• [Input data]
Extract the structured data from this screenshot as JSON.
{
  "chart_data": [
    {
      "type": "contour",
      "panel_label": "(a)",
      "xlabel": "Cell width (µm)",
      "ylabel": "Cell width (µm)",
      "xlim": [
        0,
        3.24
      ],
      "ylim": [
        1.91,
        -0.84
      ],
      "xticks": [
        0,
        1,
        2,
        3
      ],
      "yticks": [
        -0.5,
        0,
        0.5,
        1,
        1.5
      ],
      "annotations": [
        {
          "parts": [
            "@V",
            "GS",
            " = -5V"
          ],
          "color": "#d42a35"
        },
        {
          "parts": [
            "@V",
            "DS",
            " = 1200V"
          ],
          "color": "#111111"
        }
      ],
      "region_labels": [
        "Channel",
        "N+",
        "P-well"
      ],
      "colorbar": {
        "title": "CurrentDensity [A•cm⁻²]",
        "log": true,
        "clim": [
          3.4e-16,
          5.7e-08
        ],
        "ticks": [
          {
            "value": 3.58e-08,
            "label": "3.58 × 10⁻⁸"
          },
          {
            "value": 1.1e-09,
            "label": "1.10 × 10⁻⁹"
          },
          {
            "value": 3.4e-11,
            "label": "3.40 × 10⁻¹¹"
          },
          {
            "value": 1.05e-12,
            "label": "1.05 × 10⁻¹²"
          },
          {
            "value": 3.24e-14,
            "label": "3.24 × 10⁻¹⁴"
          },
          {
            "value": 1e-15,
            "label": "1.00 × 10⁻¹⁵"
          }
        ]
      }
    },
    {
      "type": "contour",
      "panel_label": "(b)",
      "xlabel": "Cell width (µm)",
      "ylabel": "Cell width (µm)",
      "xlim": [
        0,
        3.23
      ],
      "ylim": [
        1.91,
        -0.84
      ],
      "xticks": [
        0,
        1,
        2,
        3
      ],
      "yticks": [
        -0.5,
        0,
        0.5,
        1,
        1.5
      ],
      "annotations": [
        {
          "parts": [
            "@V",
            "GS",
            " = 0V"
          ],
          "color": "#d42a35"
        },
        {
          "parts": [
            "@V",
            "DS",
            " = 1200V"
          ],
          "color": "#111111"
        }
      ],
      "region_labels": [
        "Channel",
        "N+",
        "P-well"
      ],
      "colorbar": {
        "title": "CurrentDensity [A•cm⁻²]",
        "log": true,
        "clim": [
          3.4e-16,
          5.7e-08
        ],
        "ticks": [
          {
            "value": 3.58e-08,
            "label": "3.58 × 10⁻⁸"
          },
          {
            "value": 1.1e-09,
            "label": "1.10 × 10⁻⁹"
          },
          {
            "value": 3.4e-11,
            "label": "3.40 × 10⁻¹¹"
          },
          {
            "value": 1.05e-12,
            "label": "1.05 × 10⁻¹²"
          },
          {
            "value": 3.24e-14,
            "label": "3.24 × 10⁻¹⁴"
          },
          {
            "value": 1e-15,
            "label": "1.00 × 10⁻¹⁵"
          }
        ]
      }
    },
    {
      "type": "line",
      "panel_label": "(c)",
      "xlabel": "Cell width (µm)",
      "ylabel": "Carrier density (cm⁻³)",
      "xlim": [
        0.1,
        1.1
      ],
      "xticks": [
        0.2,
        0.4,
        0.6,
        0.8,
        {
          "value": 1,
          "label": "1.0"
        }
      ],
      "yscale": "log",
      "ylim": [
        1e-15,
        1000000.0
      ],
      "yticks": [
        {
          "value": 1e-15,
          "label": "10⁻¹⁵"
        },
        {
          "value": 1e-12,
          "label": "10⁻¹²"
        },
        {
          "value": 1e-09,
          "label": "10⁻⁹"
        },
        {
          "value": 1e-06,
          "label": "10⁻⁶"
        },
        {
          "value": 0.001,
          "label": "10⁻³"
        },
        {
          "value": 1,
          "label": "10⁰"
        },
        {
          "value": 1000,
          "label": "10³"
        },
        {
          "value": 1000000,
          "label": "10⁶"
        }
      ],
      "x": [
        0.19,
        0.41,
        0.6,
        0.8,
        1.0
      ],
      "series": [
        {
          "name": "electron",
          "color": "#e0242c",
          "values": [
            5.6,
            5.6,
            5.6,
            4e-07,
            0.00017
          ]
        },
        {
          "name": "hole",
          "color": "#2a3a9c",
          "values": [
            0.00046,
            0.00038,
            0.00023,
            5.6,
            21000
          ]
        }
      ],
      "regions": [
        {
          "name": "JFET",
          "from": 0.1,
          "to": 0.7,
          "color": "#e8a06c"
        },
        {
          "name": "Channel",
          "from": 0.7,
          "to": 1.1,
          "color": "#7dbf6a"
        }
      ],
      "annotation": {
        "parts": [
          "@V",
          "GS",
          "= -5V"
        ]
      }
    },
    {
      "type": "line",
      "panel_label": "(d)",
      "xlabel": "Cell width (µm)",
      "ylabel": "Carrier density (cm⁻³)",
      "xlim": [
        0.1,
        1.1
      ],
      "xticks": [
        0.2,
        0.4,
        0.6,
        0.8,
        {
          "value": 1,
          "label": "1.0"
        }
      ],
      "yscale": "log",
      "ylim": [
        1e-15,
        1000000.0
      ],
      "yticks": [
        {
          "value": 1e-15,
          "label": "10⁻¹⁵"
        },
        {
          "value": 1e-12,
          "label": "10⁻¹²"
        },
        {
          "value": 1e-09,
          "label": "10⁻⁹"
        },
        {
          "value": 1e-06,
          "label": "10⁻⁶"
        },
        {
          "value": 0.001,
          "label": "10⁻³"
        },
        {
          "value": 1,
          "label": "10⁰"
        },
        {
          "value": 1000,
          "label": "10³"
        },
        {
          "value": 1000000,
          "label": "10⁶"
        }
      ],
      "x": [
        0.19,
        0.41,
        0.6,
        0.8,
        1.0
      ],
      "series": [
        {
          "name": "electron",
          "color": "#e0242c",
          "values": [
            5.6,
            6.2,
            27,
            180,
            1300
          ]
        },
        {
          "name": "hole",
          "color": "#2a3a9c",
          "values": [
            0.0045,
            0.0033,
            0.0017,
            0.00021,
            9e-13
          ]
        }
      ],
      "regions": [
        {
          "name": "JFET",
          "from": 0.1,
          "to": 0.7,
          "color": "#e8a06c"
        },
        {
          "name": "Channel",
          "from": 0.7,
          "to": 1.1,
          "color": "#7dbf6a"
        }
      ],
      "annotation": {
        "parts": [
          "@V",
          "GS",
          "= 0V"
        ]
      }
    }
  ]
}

• [Exercise requirements] Copy out the whole listing exactly.

• [Task solution]
Extract the structured data from this screenshot as JSON.
{
  "chart_data": [
    {
      "type": "contour",
      "panel_label": "(a)",
      "xlabel": "Cell width (µm)",
      "ylabel": "Cell width (µm)",
      "xlim": [
        0,
        3.24
      ],
      "ylim": [
        1.91,
        -0.84
      ],
      "xticks": [
        0,
        1,
        2,
        3
      ],
      "yticks": [
        -0.5,
        0,
        0.5,
        1,
        1.5
      ],
      "annotations": [
        {
          "parts": [
            "@V",
            "GS",
            " = -5V"
          ],
          "color": "#d42a35"
        },
        {
          "parts": [
            "@V",
            "DS",
            " = 1200V"
          ],
          "color": "#111111"
        }
      ],
      "region_labels": [
        "Channel",
        "N+",
        "P-well"
      ],
      "colorbar": {
        "title": "CurrentDensity [A•cm⁻²]",
        "log": true,
        "clim": [
          3.4e-16,
          5.7e-08
        ],
        "ticks": [
          {
            "value": 3.58e-08,
            "label": "3.58 × 10⁻⁸"
          },
          {
            "value": 1.1e-09,
            "label": "1.10 × 10⁻⁹"
          },
          {
            "value": 3.4e-11,
            "label": "3.40 × 10⁻¹¹"
          },
          {
            "value": 1.05e-12,
            "label": "1.05 × 10⁻¹²"
          },
          {
            "value": 3.24e-14,
            "label": "3.24 × 10⁻¹⁴"
          },
          {
            "value": 1e-15,
            "label": "1.00 × 10⁻¹⁵"
          }
        ]
      }
    },
    {
      "type": "contour",
      "panel_label": "(b)",
      "xlabel": "Cell width (µm)",
      "ylabel": "Cell width (µm)",
      "xlim": [
        0,
        3.23
      ],
      "ylim": [
        1.91,
        -0.84
      ],
      "xticks": [
        0,
        1,
        2,
        3
      ],
      "yticks": [
        -0.5,
        0,
        0.5,
        1,
        1.5
      ],
      "annotations": [
        {
          "parts": [
            "@V",
            "GS",
            " = 0V"
          ],
          "color": "#d42a35"
        },
        {
          "parts": [
            "@V",
            "DS",
            " = 1200V"
          ],
          "color": "#111111"
        }
      ],
      "region_labels": [
        "Channel",
        "N+",
        "P-well"
      ],
      "colorbar": {
        "title": "CurrentDensity [A•cm⁻²]",
        "log": true,
        "clim": [
          3.4e-16,
          5.7e-08
        ],
        "ticks": [
          {
            "value": 3.58e-08,
            "label": "3.58 × 10⁻⁸"
          },
          {
            "value": 1.1e-09,
            "label": "1.10 × 10⁻⁹"
          },
          {
            "value": 3.4e-11,
            "label": "3.40 × 10⁻¹¹"
          },
          {
            "value": 1.05e-12,
            "label": "1.05 × 10⁻¹²"
          },
          {
            "value": 3.24e-14,
            "label": "3.24 × 10⁻¹⁴"
          },
          {
            "value": 1e-15,
            "label": "1.00 × 10⁻¹⁵"
          }
        ]
      }
    },
    {
      "type": "line",
      "panel_label": "(c)",
      "xlabel": "Cell width (µm)",
      "ylabel": "Carrier density (cm⁻³)",
      "xlim": [
        0.1,
        1.1
      ],
      "xticks": [
        0.2,
        0.4,
        0.6,
        0.8,
        {
          "value": 1,
          "label": "1.0"
        }
      ],
      "yscale": "log",
      "ylim": [
        1e-15,
        1000000.0
      ],
      "yticks": [
        {
          "value": 1e-15,
          "label": "10⁻¹⁵"
        },
        {
          "value": 1e-12,
          "label": "10⁻¹²"
        },
        {
          "value": 1e-09,
          "label": "10⁻⁹"
        },
        {
          "value": 1e-06,
          "label": "10⁻⁶"
        },
        {
          "value": 0.001,
          "label": "10⁻³"
        },
        {
          "value": 1,
          "label": "10⁰"
        },
        {
          "value": 1000,
          "label": "10³"
        },
        {
          "value": 1000000,
          "label": "10⁶"
        }
      ],
      "x": [
        0.19,
        0.41,
        0.6,
        0.8,
        1.0
      ],
      "series": [
        {
          "name": "electron",
          "color": "#e0242c",
          "values": [
            5.6,
            5.6,
            5.6,
            4e-07,
            0.00017
          ]
        },
        {
          "name": "hole",
          "color": "#2a3a9c",
          "values": [
            0.00046,
            0.00038,
            0.00023,
            5.6,
            21000
          ]
        }
      ],
      "regions": [
        {
          "name": "JFET",
          "from": 0.1,
          "to": 0.7,
          "color": "#e8a06c"
        },
        {
          "name": "Channel",
          "from": 0.7,
          "to": 1.1,
          "color": "#7dbf6a"
        }
      ],
      "annotation": {
        "parts": [
          "@V",
          "GS",
          "= -5V"
        ]
      }
    },
    {
      "type": "line",
      "panel_label": "(d)",
      "xlabel": "Cell width (µm)",
      "ylabel": "Carrier density (cm⁻³)",
      "xlim": [
        0.1,
        1.1
      ],
      "xticks": [
        0.2,
        0.4,
        0.6,
        0.8,
        {
          "value": 1,
          "label": "1.0"
        }
      ],
      "yscale": "log",
      "ylim": [
        1e-15,
        1000000.0
      ],
      "yticks": [
        {
          "value": 1e-15,
          "label": "10⁻¹⁵"
        },
        {
          "value": 1e-12,
          "label": "10⁻¹²"
        },
        {
          "value": 1e-09,
          "label": "10⁻⁹"
        },
        {
          "value": 1e-06,
          "label": "10⁻⁶"
        },
        {
          "value": 0.001,
          "label": "10⁻³"
        },
        {
          "value": 1,
          "label": "10⁰"
        },
        {
          "value": 1000,
          "label": "10³"
        },
        {
          "value": 1000000,
          "label": "10⁶"
        }
      ],
      "x": [
        0.19,
        0.41,
        0.6,
        0.8,
        1.0
      ],
      "series": [
        {
          "name": "electron",
          "color": "#e0242c",
          "values": [
            5.6,
            6.2,
            27,
            180,
            1300
          ]
        },
        {
          "name": "hole",
          "color": "#2a3a9c",
          "values": [
            0.0045,
            0.0033,
            0.0017,
            0.00021,
            9e-13
          ]
        }
      ],
      "regions": [
        {
          "name": "JFET",
          "from": 0.1,
          "to": 0.7,
          "color": "#e8a06c"
        },
        {
          "name": "Channel",
          "from": 0.7,
          "to": 1.1,
          "color": "#7dbf6a"
        }
      ],
      "annotation": {
        "parts": [
          "@V",
          "GS",
          "= 0V"
        ]
      }
    }
  ]
}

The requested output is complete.